◆ Recorded data
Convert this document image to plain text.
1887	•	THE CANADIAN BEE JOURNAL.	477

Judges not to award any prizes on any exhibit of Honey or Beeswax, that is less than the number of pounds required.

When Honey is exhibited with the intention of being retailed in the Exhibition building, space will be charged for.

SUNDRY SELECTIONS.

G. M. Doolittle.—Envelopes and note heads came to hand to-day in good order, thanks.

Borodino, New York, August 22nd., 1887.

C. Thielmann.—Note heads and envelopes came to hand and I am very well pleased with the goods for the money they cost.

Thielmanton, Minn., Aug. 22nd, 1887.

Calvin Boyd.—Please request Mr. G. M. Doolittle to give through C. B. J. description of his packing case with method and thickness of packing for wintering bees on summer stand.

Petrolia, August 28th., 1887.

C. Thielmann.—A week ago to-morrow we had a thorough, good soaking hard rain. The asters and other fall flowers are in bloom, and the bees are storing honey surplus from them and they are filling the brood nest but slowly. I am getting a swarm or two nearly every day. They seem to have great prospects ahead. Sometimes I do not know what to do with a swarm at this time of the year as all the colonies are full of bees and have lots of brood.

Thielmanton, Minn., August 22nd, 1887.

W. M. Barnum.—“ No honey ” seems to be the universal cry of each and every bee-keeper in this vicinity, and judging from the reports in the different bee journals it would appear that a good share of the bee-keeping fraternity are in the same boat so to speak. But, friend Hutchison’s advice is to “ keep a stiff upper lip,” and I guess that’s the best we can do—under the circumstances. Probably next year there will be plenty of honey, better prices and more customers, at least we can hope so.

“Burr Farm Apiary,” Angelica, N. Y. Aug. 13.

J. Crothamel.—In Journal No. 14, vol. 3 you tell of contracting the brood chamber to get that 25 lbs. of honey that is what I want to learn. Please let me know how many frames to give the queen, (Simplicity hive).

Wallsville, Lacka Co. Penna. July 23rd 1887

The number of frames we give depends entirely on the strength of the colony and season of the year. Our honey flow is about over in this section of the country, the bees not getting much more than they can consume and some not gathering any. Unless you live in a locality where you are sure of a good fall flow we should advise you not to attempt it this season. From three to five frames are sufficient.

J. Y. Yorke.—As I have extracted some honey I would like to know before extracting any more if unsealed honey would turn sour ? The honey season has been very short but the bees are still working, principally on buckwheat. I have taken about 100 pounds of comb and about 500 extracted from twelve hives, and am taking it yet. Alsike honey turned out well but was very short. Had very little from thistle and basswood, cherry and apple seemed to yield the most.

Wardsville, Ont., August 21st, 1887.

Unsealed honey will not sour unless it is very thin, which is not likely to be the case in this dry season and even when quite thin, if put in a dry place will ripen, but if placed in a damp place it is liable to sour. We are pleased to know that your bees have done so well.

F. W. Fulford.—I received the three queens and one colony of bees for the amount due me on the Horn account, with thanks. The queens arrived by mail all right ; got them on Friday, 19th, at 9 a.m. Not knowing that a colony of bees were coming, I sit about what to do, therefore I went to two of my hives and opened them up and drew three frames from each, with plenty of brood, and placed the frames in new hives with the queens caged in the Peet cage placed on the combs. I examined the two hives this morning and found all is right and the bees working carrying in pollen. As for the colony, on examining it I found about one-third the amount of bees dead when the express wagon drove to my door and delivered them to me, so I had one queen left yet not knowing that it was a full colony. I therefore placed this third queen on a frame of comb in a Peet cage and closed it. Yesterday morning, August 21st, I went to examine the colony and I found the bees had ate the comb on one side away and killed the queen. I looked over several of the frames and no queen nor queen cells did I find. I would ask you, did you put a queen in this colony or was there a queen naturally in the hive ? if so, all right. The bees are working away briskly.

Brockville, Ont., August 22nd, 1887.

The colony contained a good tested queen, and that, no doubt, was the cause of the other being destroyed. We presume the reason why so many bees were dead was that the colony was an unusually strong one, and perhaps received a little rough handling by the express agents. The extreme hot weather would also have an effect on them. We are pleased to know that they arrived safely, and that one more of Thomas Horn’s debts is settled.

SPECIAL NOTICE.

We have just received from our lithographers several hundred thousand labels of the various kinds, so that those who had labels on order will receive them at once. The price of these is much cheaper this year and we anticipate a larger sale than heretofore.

◆ Your instructions
Output each entry exactly. Leave none out.

◆ Answer below
Convert this document image to plain text.
1887	•	THE CANADIAN BEE JOURNAL.	477

Judges not to award any prizes on any exhibit of Honey or Beeswax, that is less than the number of pounds required.

When Honey is exhibited with the intention of being retailed in the Exhibition building, space will be charged for.

SUNDRY SELECTIONS.

G. M. Doolittle.—Envelopes and note heads came to hand to-day in good order, thanks.

Borodino, New York, August 22nd., 1887.

C. Thielmann.—Note heads and envelopes came to hand and I am very well pleased with the goods for the money they cost.

Thielmanton, Minn., Aug. 22nd, 1887.

Calvin Boyd.—Please request Mr. G. M. Doolittle to give through C. B. J. description of his packing case with method and thickness of packing for wintering bees on summer stand.

Petrolia, August 28th., 1887.

C. Thielmann.—A week ago to-morrow we had a thorough, good soaking hard rain. The asters and other fall flowers are in bloom, and the bees are storing honey surplus from them and they are filling the brood nest but slowly. I am getting a swarm or two nearly every day. They seem to have great prospects ahead. Sometimes I do not know what to do with a swarm at this time of the year as all the colonies are full of bees and have lots of brood.

Thielmanton, Minn., August 22nd, 1887.

W. M. Barnum.—“ No honey ” seems to be the universal cry of each and every bee-keeper in this vicinity, and judging from the reports in the different bee journals it would appear that a good share of the bee-keeping fraternity are in the same boat so to speak. But, friend Hutchison’s advice is to “ keep a stiff upper lip,” and I guess that’s the best we can do—under the circumstances. Probably next year there will be plenty of honey, better prices and more customers, at least we can hope so.

“Burr Farm Apiary,” Angelica, N. Y. Aug. 13.

J. Crothamel.—In Journal No. 14, vol. 3 you tell of contracting the brood chamber to get that 25 lbs. of honey that is what I want to learn. Please let me know how many frames to give the queen, (Simplicity hive).

Wallsville, Lacka Co. Penna. July 23rd 1887

The number of frames we give depends entirely on the strength of the colony and season of the year. Our honey flow is about over in this section of the country, the bees not getting much more than they can consume and some not gathering any. Unless you live in a locality where you are sure of a good fall flow we should advise you not to attempt it this season. From three to five frames are sufficient.

J. Y. Yorke.—As I have extracted some honey I would like to know before extracting any more if unsealed honey would turn sour ? The honey season has been very short but the bees are still working, principally on buckwheat. I have taken about 100 pounds of comb and about 500 extracted from twelve hives, and am taking it yet. Alsike honey turned out well but was very short. Had very little from thistle and basswood, cherry and apple seemed to yield the most.

Wardsville, Ont., August 21st, 1887.

Unsealed honey will not sour unless it is very thin, which is not likely to be the case in this dry season and even when quite thin, if put in a dry place will ripen, but if placed in a damp place it is liable to sour. We are pleased to know that your bees have done so well.

F. W. Fulford.—I received the three queens and one colony of bees for the amount due me on the Horn account, with thanks. The queens arrived by mail all right ; got them on Friday, 19th, at 9 a.m. Not knowing that a colony of bees were coming, I sit about what to do, therefore I went to two of my hives and opened them up and drew three frames from each, with plenty of brood, and placed the frames in new hives with the queens caged in the Peet cage placed on the combs. I examined the two hives this morning and found all is right and the bees working carrying in pollen. As for the colony, on examining it I found about one-third the amount of bees dead when the express wagon drove to my door and delivered them to me, so I had one queen left yet not knowing that it was a full colony. I therefore placed this third queen on a frame of comb in a Peet cage and closed it. Yesterday morning, August 21st, I went to examine the colony and I found the bees had ate the comb on one side away and killed the queen. I looked over several of the frames and no queen nor queen cells did I find. I would ask you, did you put a queen in this colony or was there a queen naturally in the hive ? if so, all right. The bees are working away briskly.

Brockville, Ont., August 22nd, 1887.

The colony contained a good tested queen, and that, no doubt, was the cause of the other being destroyed. We presume the reason why so many bees were dead was that the colony was an unusually strong one, and perhaps received a little rough handling by the express agents. The extreme hot weather would also have an effect on them. We are pleased to know that they arrived safely, and that one more of Thomas Horn’s debts is settled.

SPECIAL NOTICE.

We have just received from our lithographers several hundred thousand labels of the various kinds, so that those who had labels on order will receive them at once. The price of these is much cheaper this year and we anticipate a larger sale than heretofore.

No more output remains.